Task description:
Print out each record below, unaltered and complete, without its images.

Figure content listings:
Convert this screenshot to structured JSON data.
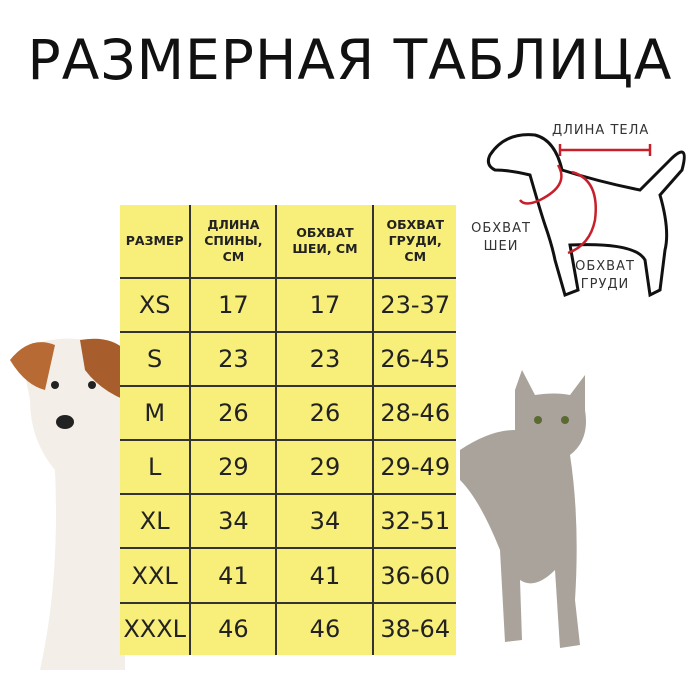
{
  "title": "РАЗМЕРНАЯ ТАБЛИЦА",
  "table": {
    "headers": [
      "РАЗМЕР",
      "ДЛИНА СПИНЫ, СМ",
      "ОБХВАТ ШЕИ, СМ",
      "ОБХВАТ ГРУДИ, СМ"
    ],
    "rows": [
      [
        "XS",
        "17",
        "17",
        "23-37"
      ],
      [
        "S",
        "23",
        "23",
        "26-45"
      ],
      [
        "M",
        "26",
        "26",
        "28-46"
      ],
      [
        "L",
        "29",
        "29",
        "29-49"
      ],
      [
        "XL",
        "34",
        "34",
        "32-51"
      ],
      [
        "XXL",
        "41",
        "41",
        "36-60"
      ],
      [
        "XXXL",
        "46",
        "46",
        "38-64"
      ]
    ]
  },
  "diagram": {
    "body_length": "ДЛИНА ТЕЛА",
    "neck_girth": "ОБХВАТ ШЕИ",
    "chest_girth": "ОБХВАТ ГРУДИ"
  },
  "colors": {
    "table_bg": "#f8ee7a",
    "measure_line": "#c8202a"
  }
}
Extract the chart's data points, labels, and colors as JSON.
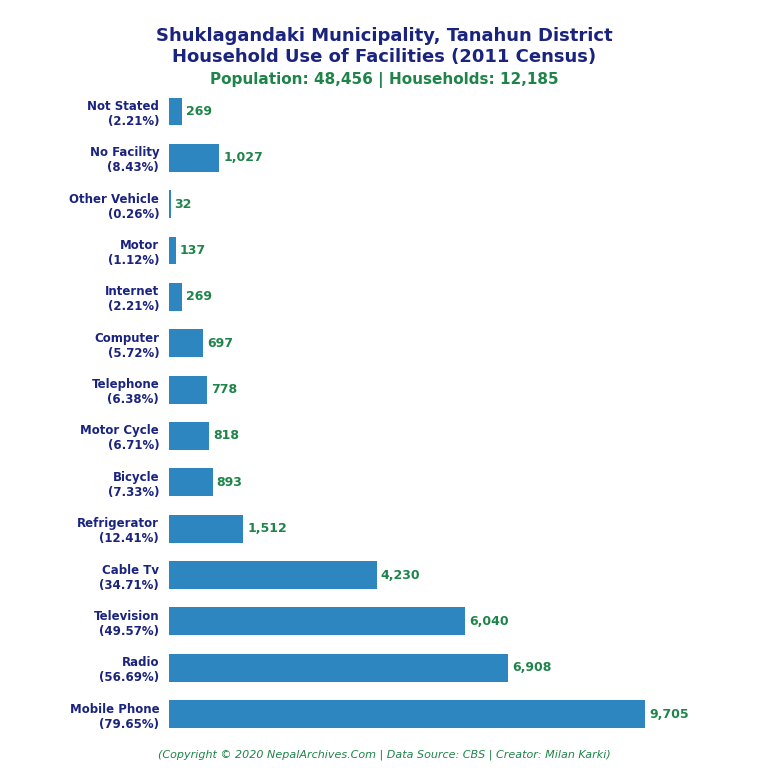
{
  "title_line1": "Shuklagandaki Municipality, Tanahun District",
  "title_line2": "Household Use of Facilities (2011 Census)",
  "subtitle": "Population: 48,456 | Households: 12,185",
  "footer": "(Copyright © 2020 NepalArchives.Com | Data Source: CBS | Creator: Milan Karki)",
  "categories": [
    "Mobile Phone\n(79.65%)",
    "Radio\n(56.69%)",
    "Television\n(49.57%)",
    "Cable Tv\n(34.71%)",
    "Refrigerator\n(12.41%)",
    "Bicycle\n(7.33%)",
    "Motor Cycle\n(6.71%)",
    "Telephone\n(6.38%)",
    "Computer\n(5.72%)",
    "Internet\n(2.21%)",
    "Motor\n(1.12%)",
    "Other Vehicle\n(0.26%)",
    "No Facility\n(8.43%)",
    "Not Stated\n(2.21%)"
  ],
  "values": [
    9705,
    6908,
    6040,
    4230,
    1512,
    893,
    818,
    778,
    697,
    269,
    137,
    32,
    1027,
    269
  ],
  "bar_color": "#2e86c1",
  "value_color": "#1e8449",
  "title_color": "#1a237e",
  "subtitle_color": "#1e8449",
  "footer_color": "#1e8449",
  "background_color": "#ffffff",
  "xlim": [
    0,
    10800
  ]
}
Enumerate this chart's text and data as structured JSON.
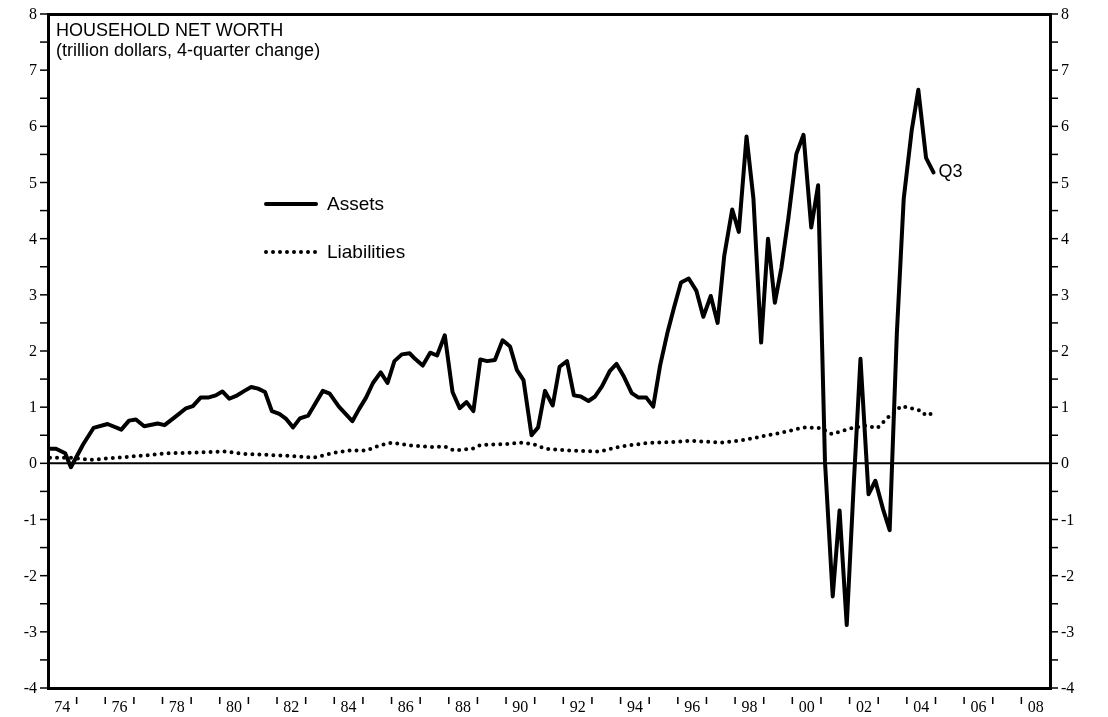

Result:
Convert this screenshot to structured JSON data.
{
  "title": "РАЗМЕРНАЯ ТАБЛИЦА",
  "table": {
    "headers": [
      "РАЗМЕР",
      "ДЛИНА СПИНЫ, СМ",
      "ОБХВАТ ШЕИ, СМ",
      "ОБХВАТ ГРУДИ, СМ"
    ],
    "rows": [
      [
        "XS",
        "17",
        "17",
        "23-37"
      ],
      [
        "S",
        "23",
        "23",
        "26-45"
      ],
      [
        "M",
        "26",
        "26",
        "28-46"
      ],
      [
        "L",
        "29",
        "29",
        "29-49"
      ],
      [
        "XL",
        "34",
        "34",
        "32-51"
      ],
      [
        "XXL",
        "41",
        "41",
        "36-60"
      ],
      [
        "XXXL",
        "46",
        "46",
        "38-64"
      ]
    ]
  },
  "diagram": {
    "body_length": "ДЛИНА ТЕЛА",
    "neck_girth": "ОБХВАТ ШЕИ",
    "chest_girth": "ОБХВАТ ГРУДИ"
  },
  "colors": {
    "table_bg": "#f8ee7a",
    "measure_line": "#c8202a"
  }
}
Extract the chart's data points, labels, and colors as JSON.
{
  "title_line1": "Shuklagandaki Municipality, Tanahun District",
  "title_line2": "Household Use of Facilities (2011 Census)",
  "subtitle": "Population: 48,456 | Households: 12,185",
  "footer": "(Copyright © 2020 NepalArchives.Com | Data Source: CBS | Creator: Milan Karki)",
  "categories": [
    "Mobile Phone\n(79.65%)",
    "Radio\n(56.69%)",
    "Television\n(49.57%)",
    "Cable Tv\n(34.71%)",
    "Refrigerator\n(12.41%)",
    "Bicycle\n(7.33%)",
    "Motor Cycle\n(6.71%)",
    "Telephone\n(6.38%)",
    "Computer\n(5.72%)",
    "Internet\n(2.21%)",
    "Motor\n(1.12%)",
    "Other Vehicle\n(0.26%)",
    "No Facility\n(8.43%)",
    "Not Stated\n(2.21%)"
  ],
  "values": [
    9705,
    6908,
    6040,
    4230,
    1512,
    893,
    818,
    778,
    697,
    269,
    137,
    32,
    1027,
    269
  ],
  "bar_color": "#2e86c1",
  "value_color": "#1e8449",
  "title_color": "#1a237e",
  "subtitle_color": "#1e8449",
  "footer_color": "#1e8449",
  "background_color": "#ffffff",
  "xlim": [
    0,
    10800
  ]
}
Enumerate this chart's text and data as structured JSON.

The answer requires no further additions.